| What the exercise asks |
Examine the entries below, count the lines holding the string "JSON", and respond with the number only.

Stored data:
◇ ◇ ◇ ◇
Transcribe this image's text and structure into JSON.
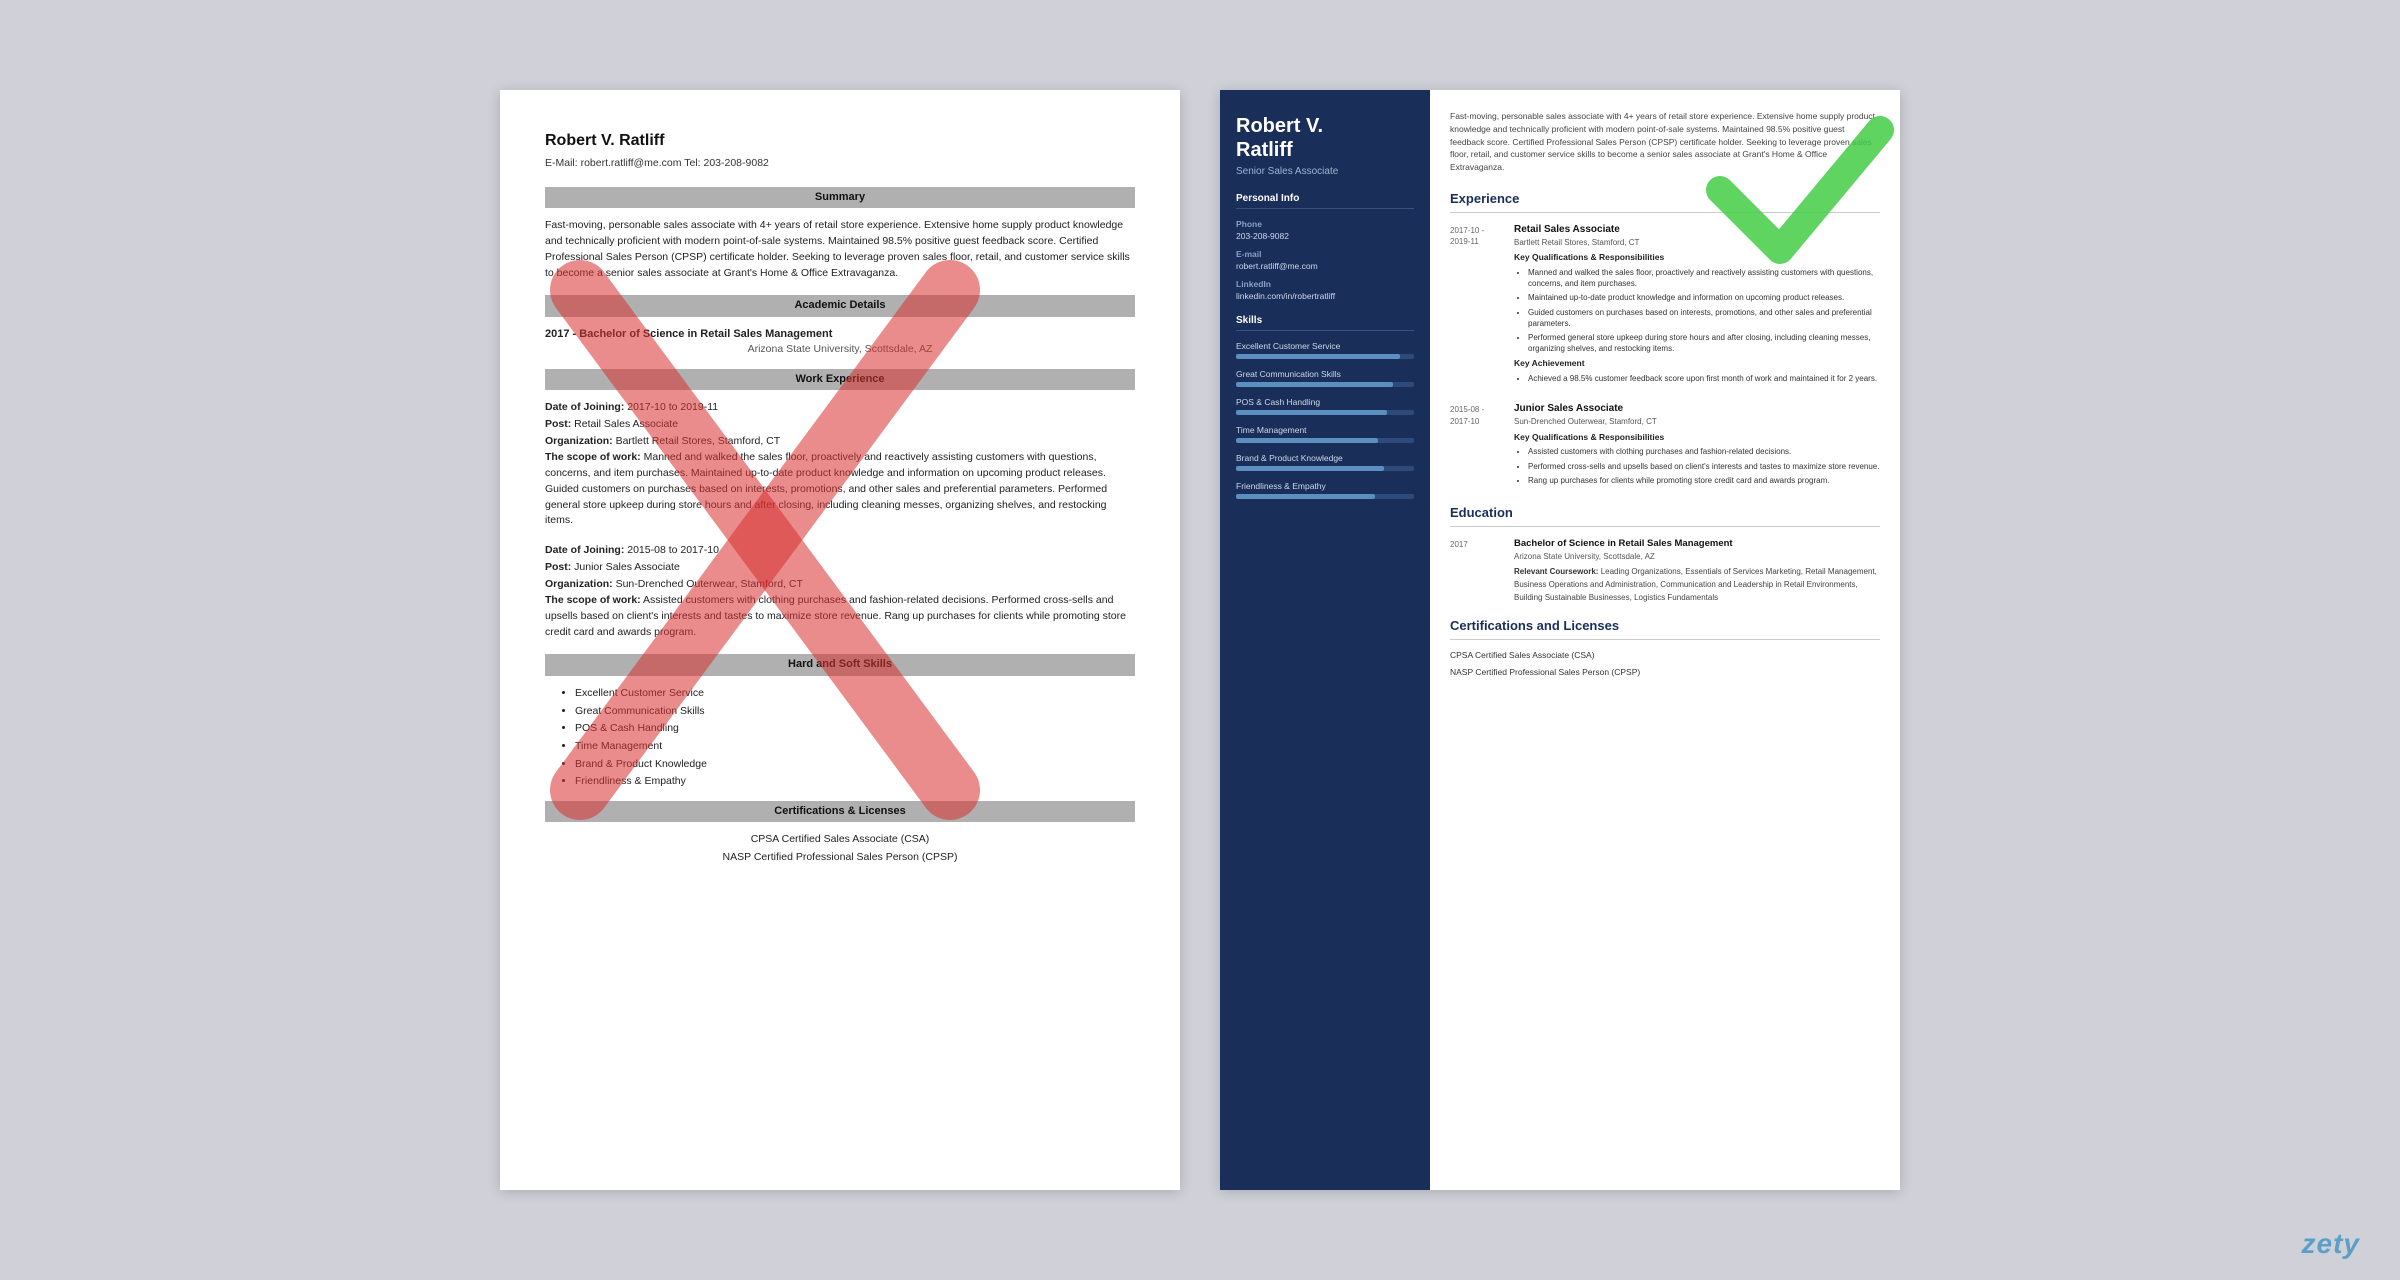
{
  "left_resume": {
    "name": "Robert V. Ratliff",
    "contact": "E-Mail: robert.ratliff@me.com       Tel: 203-208-9082",
    "sections": {
      "summary": {
        "title": "Summary",
        "text": "Fast-moving, personable sales associate with 4+ years of retail store experience. Extensive home supply product knowledge and technically proficient with modern point-of-sale systems. Maintained 98.5% positive guest feedback score. Certified Professional Sales Person (CPSP) certificate holder. Seeking to leverage proven sales floor, retail, and customer service skills to become a senior sales associate at Grant's Home & Office Extravaganza."
      },
      "academic": {
        "title": "Academic Details",
        "year": "2017 -",
        "degree": "Bachelor of Science in Retail Sales Management",
        "school": "Arizona State University, Scottsdale, AZ"
      },
      "work": {
        "title": "Work Experience",
        "entries": [
          {
            "date_label": "Date of Joining:",
            "date_value": "2017-10 to 2019-11",
            "post_label": "Post:",
            "post_value": "Retail Sales Associate",
            "org_label": "Organization:",
            "org_value": "Bartlett Retail Stores, Stamford, CT",
            "scope_label": "The scope of work:",
            "scope_text": "Manned and walked the sales floor, proactively and reactively assisting customers with questions, concerns, and item purchases. Maintained up-to-date product knowledge and information on upcoming product releases. Guided customers on purchases based on interests, promotions, and other sales and preferential parameters. Performed general store upkeep during store hours and after closing, including cleaning messes, organizing shelves, and restocking items."
          },
          {
            "date_label": "Date of Joining:",
            "date_value": "2015-08 to 2017-10",
            "post_label": "Post:",
            "post_value": "Junior Sales Associate",
            "org_label": "Organization:",
            "org_value": "Sun-Drenched Outerwear, Stamford, CT",
            "scope_label": "The scope of work:",
            "scope_text": "Assisted customers with clothing purchases and fashion-related decisions. Performed cross-sells and upsells based on client's interests and tastes to maximize store revenue. Rang up purchases for clients while promoting store credit card and awards program."
          }
        ]
      },
      "skills": {
        "title": "Hard and Soft Skills",
        "items": [
          "Excellent Customer Service",
          "Great Communication Skills",
          "POS & Cash Handling",
          "Time Management",
          "Brand & Product Knowledge",
          "Friendliness & Empathy"
        ]
      },
      "certs": {
        "title": "Certifications & Licenses",
        "items": [
          "CPSA Certified Sales Associate (CSA)",
          "NASP Certified Professional Sales Person (CPSP)"
        ]
      }
    }
  },
  "right_resume": {
    "name": "Robert V.\nRatliff",
    "title": "Senior Sales Associate",
    "sidebar": {
      "personal_info_title": "Personal Info",
      "phone_label": "Phone",
      "phone_value": "203-208-9082",
      "email_label": "E-mail",
      "email_value": "robert.ratliff@me.com",
      "linkedin_label": "LinkedIn",
      "linkedin_value": "linkedin.com/in/robertratliff",
      "skills_title": "Skills",
      "skills": [
        {
          "name": "Excellent Customer Service",
          "pct": 92
        },
        {
          "name": "Great Communication Skills",
          "pct": 88
        },
        {
          "name": "POS & Cash Handling",
          "pct": 85
        },
        {
          "name": "Time Management",
          "pct": 80
        },
        {
          "name": "Brand & Product Knowledge",
          "pct": 83
        },
        {
          "name": "Friendliness & Empathy",
          "pct": 78
        }
      ]
    },
    "main": {
      "summary_text": "Fast-moving, personable sales associate with 4+ years of retail store experience. Extensive home supply product knowledge and technically proficient with modern point-of-sale systems. Maintained 98.5% positive guest feedback score. Certified Professional Sales Person (CPSP) certificate holder. Seeking to leverage proven sales floor, retail, and customer service skills to become a senior sales associate at Grant's Home & Office Extravaganza.",
      "experience_title": "Experience",
      "experience": [
        {
          "dates": "2017-10 -\n2019-11",
          "job_title": "Retail Sales Associate",
          "company": "Bartlett Retail Stores, Stamford, CT",
          "qualifications_label": "Key Qualifications & Responsibilities",
          "bullets": [
            "Manned and walked the sales floor, proactively and reactively assisting customers with questions, concerns, and item purchases.",
            "Maintained up-to-date product knowledge and information on upcoming product releases.",
            "Guided customers on purchases based on interests, promotions, and other sales and preferential parameters.",
            "Performed general store upkeep during store hours and after closing, including cleaning messes, organizing shelves, and restocking items."
          ],
          "achievement_label": "Key Achievement",
          "achievement_bullets": [
            "Achieved a 98.5% customer feedback score upon first month of work and maintained it for 2 years."
          ]
        },
        {
          "dates": "2015-08 -\n2017-10",
          "job_title": "Junior Sales Associate",
          "company": "Sun-Drenched Outerwear, Stamford, CT",
          "qualifications_label": "Key Qualifications & Responsibilities",
          "bullets": [
            "Assisted customers with clothing purchases and fashion-related decisions.",
            "Performed cross-sells and upsells based on client's interests and tastes to maximize store revenue.",
            "Rang up purchases for clients while promoting store credit card and awards program."
          ],
          "achievement_label": "",
          "achievement_bullets": []
        }
      ],
      "education_title": "Education",
      "education": [
        {
          "year": "2017",
          "degree": "Bachelor of Science in Retail Sales Management",
          "school": "Arizona State University, Scottsdale, AZ",
          "coursework_label": "Relevant Coursework:",
          "coursework": "Leading Organizations, Essentials of Services Marketing, Retail Management, Business Operations and Administration, Communication and Leadership in Retail Environments, Building Sustainable Businesses, Logistics Fundamentals"
        }
      ],
      "certs_title": "Certifications and Licenses",
      "certs": [
        "CPSA Certified Sales Associate (CSA)",
        "NASP Certified Professional Sales Person (CPSP)"
      ]
    }
  },
  "watermark": "zety"
}
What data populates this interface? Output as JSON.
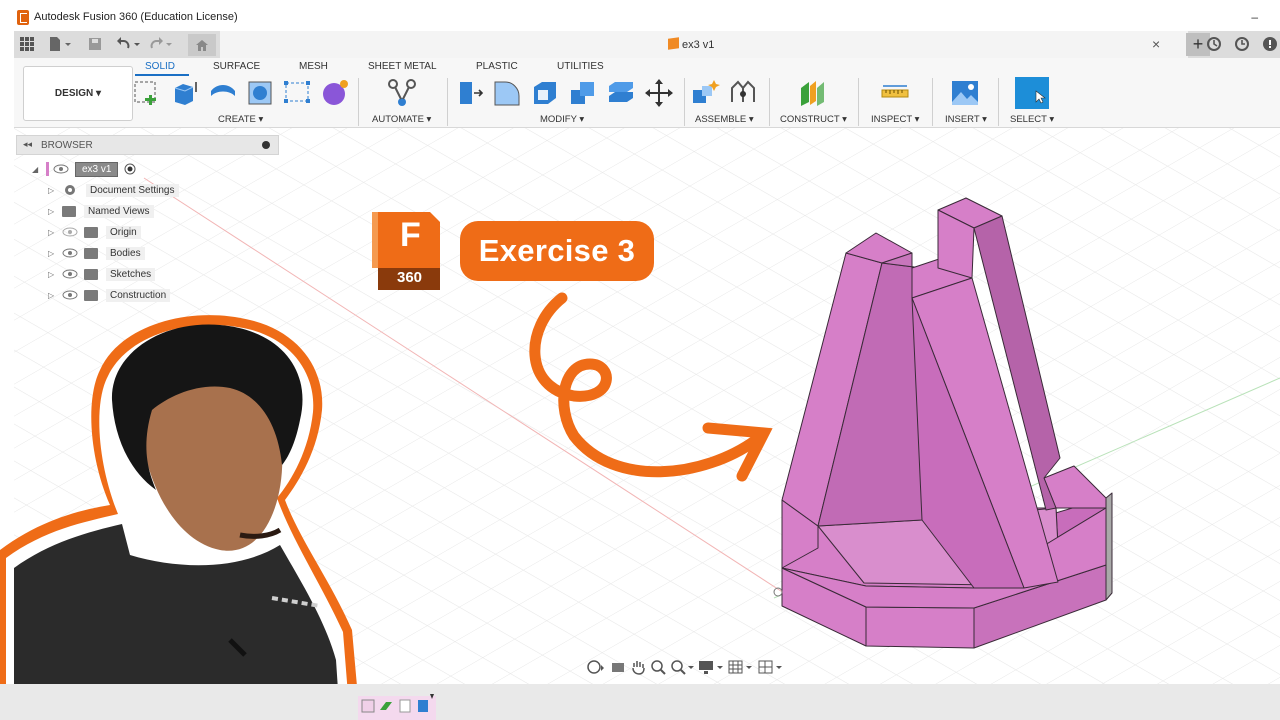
{
  "window": {
    "title": "Autodesk Fusion 360 (Education License)",
    "minimize": "–"
  },
  "document_tab": {
    "title": "ex3 v1",
    "close": "×",
    "new_tab": "+"
  },
  "workspace": {
    "selector": "DESIGN ▾"
  },
  "ribbon_tabs": [
    {
      "label": "SOLID",
      "active": true
    },
    {
      "label": "SURFACE",
      "active": false
    },
    {
      "label": "MESH",
      "active": false
    },
    {
      "label": "SHEET METAL",
      "active": false
    },
    {
      "label": "PLASTIC",
      "active": false
    },
    {
      "label": "UTILITIES",
      "active": false
    }
  ],
  "ribbon_groups": [
    {
      "label": "CREATE ▾"
    },
    {
      "label": "AUTOMATE ▾"
    },
    {
      "label": "MODIFY ▾"
    },
    {
      "label": "ASSEMBLE ▾"
    },
    {
      "label": "CONSTRUCT ▾"
    },
    {
      "label": "INSPECT ▾"
    },
    {
      "label": "INSERT ▾"
    },
    {
      "label": "SELECT ▾"
    }
  ],
  "browser": {
    "title": "BROWSER",
    "collapse": "◂◂",
    "root": "ex3 v1",
    "items": [
      {
        "label": "Document Settings",
        "icon": "gear-icon"
      },
      {
        "label": "Named Views",
        "icon": "folder-icon"
      },
      {
        "label": "Origin",
        "icon": "folder-icon"
      },
      {
        "label": "Bodies",
        "icon": "folder-icon"
      },
      {
        "label": "Sketches",
        "icon": "folder-icon"
      },
      {
        "label": "Construction",
        "icon": "folder-icon"
      }
    ]
  },
  "overlay": {
    "logo_letter": "F",
    "logo_number": "360",
    "title": "Exercise 3"
  },
  "colors": {
    "accent": "#ef6c17",
    "model_fill": "#d67fc8",
    "model_shade": "#b85fab",
    "ribbon_active": "#1a6fc4"
  }
}
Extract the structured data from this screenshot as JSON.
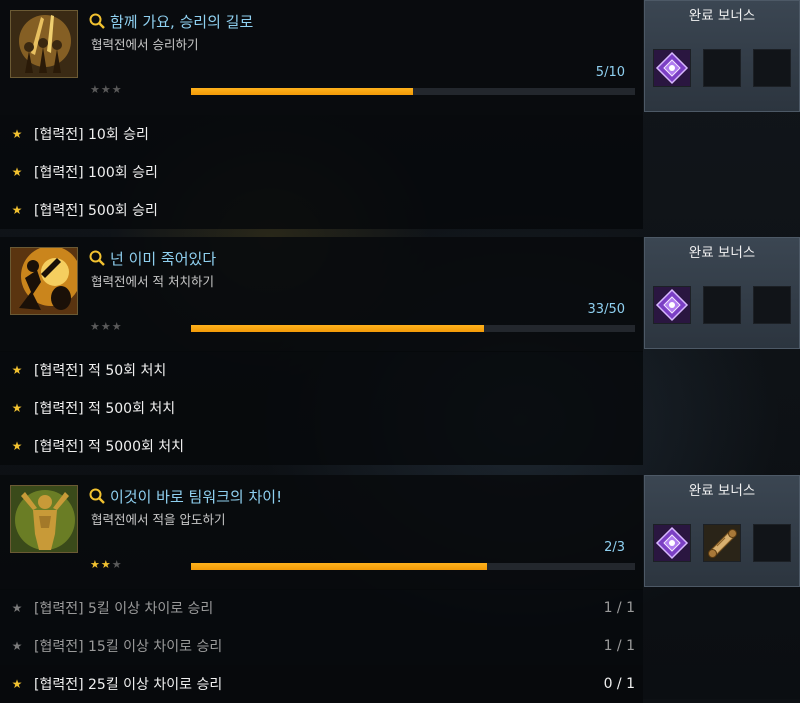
{
  "colors": {
    "accent_title": "#8fd0f0",
    "progress_fill": "#f29a08",
    "star_on": "#f2c230",
    "star_off": "#5a5a5a",
    "panel": "#2c353f"
  },
  "achievements": [
    {
      "title": "함께 가요, 승리의 길로",
      "desc": "협력전에서 승리하기",
      "count": "5/10",
      "progress": 0.5,
      "stars_earned": 0,
      "icon": "trophy-warriors-icon",
      "bonus_label": "완료 보너스",
      "rewards": [
        "purple-rune-icon",
        "empty",
        "empty"
      ],
      "subs": [
        {
          "star": "★",
          "label": "[협력전] 10회 승리",
          "progress": ""
        },
        {
          "star": "★",
          "label": "[협력전] 100회 승리",
          "progress": ""
        },
        {
          "star": "★",
          "label": "[협력전] 500회 승리",
          "progress": ""
        }
      ]
    },
    {
      "title": "넌 이미 죽어있다",
      "desc": "협력전에서 적 처치하기",
      "count": "33/50",
      "progress": 0.66,
      "stars_earned": 0,
      "icon": "explosion-fighter-icon",
      "bonus_label": "완료 보너스",
      "rewards": [
        "purple-rune-icon",
        "empty",
        "empty"
      ],
      "subs": [
        {
          "star": "★",
          "label": "[협력전] 적 50회 처치",
          "progress": ""
        },
        {
          "star": "★",
          "label": "[협력전] 적 500회 처치",
          "progress": ""
        },
        {
          "star": "★",
          "label": "[협력전] 적 5000회 처치",
          "progress": ""
        }
      ]
    },
    {
      "title": "이것이 바로 팀워크의 차이!",
      "desc": "협력전에서 적을 압도하기",
      "count": "2/3",
      "progress": 0.667,
      "stars_earned": 2,
      "icon": "golden-champion-icon",
      "bonus_label": "완료 보너스",
      "rewards": [
        "purple-rune-icon",
        "scroll-icon",
        "empty"
      ],
      "subs": [
        {
          "star": "★",
          "label": "[협력전] 5킬 이상 차이로 승리",
          "progress": "1 / 1",
          "done": true
        },
        {
          "star": "★",
          "label": "[협력전] 15킬 이상 차이로 승리",
          "progress": "1 / 1",
          "done": true
        },
        {
          "star": "★",
          "label": "[협력전] 25킬 이상 차이로 승리",
          "progress": "0 / 1",
          "done": false
        }
      ]
    }
  ]
}
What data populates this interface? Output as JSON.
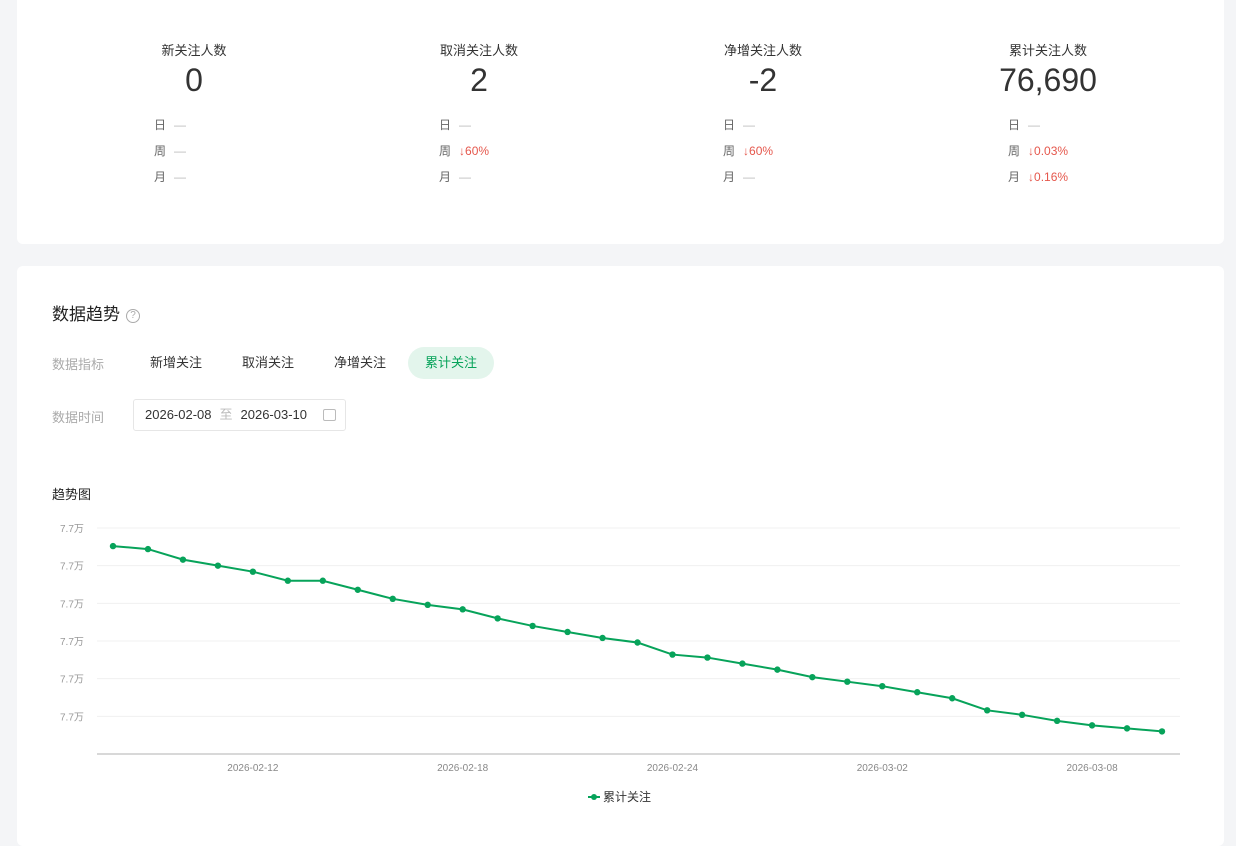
◇ ◇ ◇ ◇
| Worked answer |
4